Starting at the line that holds "Output a JSON", copy every line exactly through the end of the data, and no others.
=== Records shown ===
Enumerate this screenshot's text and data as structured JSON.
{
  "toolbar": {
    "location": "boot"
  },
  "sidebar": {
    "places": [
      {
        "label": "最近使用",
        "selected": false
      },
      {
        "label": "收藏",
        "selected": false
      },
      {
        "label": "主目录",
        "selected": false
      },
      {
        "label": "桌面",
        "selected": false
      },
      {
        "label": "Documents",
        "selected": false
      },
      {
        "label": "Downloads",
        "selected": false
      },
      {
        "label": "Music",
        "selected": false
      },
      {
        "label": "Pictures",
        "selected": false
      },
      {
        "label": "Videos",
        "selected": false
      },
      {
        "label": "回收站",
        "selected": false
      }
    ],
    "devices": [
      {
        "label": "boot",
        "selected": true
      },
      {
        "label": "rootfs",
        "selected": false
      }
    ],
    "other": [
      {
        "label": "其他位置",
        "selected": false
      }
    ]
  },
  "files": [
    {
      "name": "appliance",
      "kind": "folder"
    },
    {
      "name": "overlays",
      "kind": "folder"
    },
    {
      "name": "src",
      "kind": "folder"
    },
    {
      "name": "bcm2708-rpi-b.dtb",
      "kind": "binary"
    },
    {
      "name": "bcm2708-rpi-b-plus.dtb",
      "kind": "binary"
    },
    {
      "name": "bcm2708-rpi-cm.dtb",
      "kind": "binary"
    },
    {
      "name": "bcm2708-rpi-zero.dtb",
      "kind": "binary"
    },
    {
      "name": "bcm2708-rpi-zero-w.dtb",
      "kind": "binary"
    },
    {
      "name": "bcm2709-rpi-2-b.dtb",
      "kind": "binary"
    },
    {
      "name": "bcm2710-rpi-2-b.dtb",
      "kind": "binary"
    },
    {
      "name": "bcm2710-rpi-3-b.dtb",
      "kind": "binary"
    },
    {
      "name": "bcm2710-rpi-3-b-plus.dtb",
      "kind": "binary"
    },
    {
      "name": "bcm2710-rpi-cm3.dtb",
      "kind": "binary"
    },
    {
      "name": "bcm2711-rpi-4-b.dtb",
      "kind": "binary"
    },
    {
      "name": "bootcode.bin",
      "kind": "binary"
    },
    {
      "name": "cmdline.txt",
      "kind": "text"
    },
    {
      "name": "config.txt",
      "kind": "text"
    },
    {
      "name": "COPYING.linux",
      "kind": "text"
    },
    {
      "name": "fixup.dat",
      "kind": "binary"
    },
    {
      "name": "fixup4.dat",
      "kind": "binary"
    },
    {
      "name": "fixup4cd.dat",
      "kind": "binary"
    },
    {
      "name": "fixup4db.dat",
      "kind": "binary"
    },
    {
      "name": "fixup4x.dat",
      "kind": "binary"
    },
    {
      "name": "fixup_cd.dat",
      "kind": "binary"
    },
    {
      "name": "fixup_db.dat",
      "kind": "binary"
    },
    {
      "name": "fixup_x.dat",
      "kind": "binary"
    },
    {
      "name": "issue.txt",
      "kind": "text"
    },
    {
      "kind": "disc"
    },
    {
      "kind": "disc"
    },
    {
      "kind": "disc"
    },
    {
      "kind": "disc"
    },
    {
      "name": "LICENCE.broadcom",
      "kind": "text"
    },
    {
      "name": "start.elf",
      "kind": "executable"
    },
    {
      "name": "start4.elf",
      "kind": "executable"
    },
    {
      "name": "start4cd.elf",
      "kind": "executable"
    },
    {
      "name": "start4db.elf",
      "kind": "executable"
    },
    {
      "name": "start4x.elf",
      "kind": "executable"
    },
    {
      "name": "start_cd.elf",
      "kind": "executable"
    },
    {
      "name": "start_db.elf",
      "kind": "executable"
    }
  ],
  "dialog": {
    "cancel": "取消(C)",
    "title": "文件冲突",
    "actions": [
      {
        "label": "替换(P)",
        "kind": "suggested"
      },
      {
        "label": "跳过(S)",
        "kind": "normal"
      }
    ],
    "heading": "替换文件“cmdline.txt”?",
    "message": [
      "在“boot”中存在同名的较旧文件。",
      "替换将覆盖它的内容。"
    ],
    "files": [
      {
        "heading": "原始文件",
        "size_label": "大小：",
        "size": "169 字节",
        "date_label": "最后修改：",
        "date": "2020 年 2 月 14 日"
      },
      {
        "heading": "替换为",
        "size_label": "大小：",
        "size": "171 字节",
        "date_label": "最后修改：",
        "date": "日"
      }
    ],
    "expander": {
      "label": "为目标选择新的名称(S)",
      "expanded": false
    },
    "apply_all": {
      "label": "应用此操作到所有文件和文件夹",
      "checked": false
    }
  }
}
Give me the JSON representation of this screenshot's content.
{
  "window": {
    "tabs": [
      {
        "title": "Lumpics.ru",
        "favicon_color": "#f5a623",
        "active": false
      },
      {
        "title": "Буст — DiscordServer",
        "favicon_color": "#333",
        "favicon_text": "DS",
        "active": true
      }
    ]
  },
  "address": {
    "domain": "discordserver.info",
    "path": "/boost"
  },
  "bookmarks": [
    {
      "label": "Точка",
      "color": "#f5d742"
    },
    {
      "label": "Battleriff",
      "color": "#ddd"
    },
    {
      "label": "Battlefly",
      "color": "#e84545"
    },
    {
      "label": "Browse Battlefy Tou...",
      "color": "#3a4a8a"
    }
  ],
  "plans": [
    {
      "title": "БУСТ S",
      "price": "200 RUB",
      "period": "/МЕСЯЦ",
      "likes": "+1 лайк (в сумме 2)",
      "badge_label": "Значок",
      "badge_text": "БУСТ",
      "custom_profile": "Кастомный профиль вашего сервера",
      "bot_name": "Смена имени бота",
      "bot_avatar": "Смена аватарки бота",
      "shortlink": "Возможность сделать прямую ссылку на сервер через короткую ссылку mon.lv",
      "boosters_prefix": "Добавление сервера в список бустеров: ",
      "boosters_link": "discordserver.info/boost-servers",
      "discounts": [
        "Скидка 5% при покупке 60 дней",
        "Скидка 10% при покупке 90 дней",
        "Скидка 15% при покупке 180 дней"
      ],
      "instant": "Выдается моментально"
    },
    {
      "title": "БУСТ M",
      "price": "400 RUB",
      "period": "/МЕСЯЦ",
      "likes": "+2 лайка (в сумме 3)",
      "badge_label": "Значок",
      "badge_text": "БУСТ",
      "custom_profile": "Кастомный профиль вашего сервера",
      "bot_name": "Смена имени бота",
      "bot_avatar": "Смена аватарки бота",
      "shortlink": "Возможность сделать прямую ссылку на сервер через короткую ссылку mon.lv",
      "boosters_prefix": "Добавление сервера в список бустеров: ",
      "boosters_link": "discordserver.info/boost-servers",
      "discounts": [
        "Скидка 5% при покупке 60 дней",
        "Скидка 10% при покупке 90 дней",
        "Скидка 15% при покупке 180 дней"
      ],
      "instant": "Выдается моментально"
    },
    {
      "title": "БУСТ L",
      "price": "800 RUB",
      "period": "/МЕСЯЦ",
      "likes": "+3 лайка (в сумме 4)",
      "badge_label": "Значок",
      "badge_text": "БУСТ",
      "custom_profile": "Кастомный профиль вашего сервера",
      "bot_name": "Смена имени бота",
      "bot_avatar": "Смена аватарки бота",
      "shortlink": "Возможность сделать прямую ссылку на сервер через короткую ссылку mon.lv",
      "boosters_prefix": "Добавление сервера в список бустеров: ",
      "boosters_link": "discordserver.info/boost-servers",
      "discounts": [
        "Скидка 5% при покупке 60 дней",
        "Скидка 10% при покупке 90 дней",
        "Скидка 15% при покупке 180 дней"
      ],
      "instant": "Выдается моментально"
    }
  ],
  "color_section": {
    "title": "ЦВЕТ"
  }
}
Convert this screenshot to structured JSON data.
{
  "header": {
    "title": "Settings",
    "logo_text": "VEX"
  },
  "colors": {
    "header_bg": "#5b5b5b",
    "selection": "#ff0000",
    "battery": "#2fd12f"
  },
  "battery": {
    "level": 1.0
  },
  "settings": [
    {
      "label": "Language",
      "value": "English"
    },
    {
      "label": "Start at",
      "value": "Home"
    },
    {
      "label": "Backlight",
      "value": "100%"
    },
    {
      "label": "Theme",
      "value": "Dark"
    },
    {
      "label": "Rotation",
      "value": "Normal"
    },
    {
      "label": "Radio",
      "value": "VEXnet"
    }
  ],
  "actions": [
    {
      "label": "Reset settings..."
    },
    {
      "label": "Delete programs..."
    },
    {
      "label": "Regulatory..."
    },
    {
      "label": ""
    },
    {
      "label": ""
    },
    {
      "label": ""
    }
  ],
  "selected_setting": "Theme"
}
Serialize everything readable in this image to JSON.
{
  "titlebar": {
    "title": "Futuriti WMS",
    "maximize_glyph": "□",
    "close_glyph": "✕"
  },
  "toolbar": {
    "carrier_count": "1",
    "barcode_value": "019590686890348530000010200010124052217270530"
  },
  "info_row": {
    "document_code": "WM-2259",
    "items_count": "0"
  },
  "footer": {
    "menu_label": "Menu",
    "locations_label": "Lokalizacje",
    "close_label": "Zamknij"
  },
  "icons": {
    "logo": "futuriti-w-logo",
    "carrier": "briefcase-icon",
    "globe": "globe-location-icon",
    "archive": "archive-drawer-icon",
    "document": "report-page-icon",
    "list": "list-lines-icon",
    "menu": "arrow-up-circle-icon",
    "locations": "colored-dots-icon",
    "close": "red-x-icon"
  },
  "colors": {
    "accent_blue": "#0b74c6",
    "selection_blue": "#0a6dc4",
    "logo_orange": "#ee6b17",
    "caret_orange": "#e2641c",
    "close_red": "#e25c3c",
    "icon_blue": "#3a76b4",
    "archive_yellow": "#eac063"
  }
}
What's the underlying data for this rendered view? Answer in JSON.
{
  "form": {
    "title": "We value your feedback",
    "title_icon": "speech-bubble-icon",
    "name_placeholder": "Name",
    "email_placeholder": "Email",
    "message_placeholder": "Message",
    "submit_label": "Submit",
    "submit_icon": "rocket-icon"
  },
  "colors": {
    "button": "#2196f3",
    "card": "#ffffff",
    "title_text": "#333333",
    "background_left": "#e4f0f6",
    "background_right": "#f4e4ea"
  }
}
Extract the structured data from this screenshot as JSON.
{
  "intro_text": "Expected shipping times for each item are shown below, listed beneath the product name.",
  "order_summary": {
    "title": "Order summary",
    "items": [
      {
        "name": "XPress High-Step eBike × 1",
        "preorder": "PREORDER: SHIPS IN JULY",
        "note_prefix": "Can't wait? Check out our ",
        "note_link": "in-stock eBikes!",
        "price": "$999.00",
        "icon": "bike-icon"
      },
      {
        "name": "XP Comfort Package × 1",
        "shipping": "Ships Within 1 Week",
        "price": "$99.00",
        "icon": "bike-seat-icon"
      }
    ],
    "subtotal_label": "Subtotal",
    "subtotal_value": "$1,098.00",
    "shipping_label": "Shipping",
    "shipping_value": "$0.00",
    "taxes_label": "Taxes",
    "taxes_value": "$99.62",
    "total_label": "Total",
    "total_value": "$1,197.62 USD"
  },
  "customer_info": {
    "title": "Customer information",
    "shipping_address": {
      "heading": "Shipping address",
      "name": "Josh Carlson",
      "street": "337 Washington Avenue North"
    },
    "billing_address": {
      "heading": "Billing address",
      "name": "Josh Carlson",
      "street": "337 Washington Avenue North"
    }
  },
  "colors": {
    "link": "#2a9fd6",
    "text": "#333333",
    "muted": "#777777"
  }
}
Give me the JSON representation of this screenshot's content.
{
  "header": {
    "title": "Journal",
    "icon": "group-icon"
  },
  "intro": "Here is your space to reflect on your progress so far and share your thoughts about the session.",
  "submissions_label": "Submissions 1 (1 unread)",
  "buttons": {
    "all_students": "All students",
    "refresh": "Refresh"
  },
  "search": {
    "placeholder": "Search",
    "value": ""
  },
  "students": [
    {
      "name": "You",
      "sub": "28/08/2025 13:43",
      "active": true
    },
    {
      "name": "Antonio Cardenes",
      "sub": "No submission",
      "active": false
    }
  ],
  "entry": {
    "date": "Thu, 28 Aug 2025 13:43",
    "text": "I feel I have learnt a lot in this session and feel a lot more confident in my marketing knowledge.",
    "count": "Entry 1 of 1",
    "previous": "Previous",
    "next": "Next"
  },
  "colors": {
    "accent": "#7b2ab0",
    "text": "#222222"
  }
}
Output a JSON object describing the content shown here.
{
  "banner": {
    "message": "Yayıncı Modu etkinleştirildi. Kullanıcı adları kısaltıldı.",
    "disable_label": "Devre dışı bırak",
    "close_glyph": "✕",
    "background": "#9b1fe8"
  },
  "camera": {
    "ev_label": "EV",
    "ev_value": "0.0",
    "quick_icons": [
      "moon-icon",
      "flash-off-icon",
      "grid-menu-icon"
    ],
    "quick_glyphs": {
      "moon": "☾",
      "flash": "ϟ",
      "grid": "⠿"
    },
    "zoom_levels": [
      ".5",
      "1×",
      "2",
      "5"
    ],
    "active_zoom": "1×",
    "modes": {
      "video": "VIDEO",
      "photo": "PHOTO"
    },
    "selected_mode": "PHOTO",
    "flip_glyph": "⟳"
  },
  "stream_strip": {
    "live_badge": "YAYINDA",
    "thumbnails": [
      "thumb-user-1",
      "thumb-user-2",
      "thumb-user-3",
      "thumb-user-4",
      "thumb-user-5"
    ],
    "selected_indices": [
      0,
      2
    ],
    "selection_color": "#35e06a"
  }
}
===
▶ _Worked solution_:
Output a JSON object describing the content shown here.
{
  "banner": {
    "message": "Yayıncı Modu etkinleştirildi. Kullanıcı adları kısaltıldı.",
    "disable_label": "Devre dışı bırak",
    "close_glyph": "✕",
    "background": "#9b1fe8"
  },
  "camera": {
    "ev_label": "EV",
    "ev_value": "0.0",
    "quick_icons": [
      "moon-icon",
      "flash-off-icon",
      "grid-menu-icon"
    ],
    "quick_glyphs": {
      "moon": "☾",
      "flash": "ϟ",
      "grid": "⠿"
    },
    "zoom_levels": [
      ".5",
      "1×",
      "2",
      "5"
    ],
    "active_zoom": "1×",
    "modes": {
      "video": "VIDEO",
      "photo": "PHOTO"
    },
    "selected_mode": "PHOTO",
    "flip_glyph": "⟳"
  },
  "stream_strip": {
    "live_badge": "YAYINDA",
    "thumbnails": [
      "thumb-user-1",
      "thumb-user-2",
      "thumb-user-3",
      "thumb-user-4",
      "thumb-user-5"
    ],
    "selected_indices": [
      0,
      2
    ],
    "selection_color": "#35e06a"
  }
}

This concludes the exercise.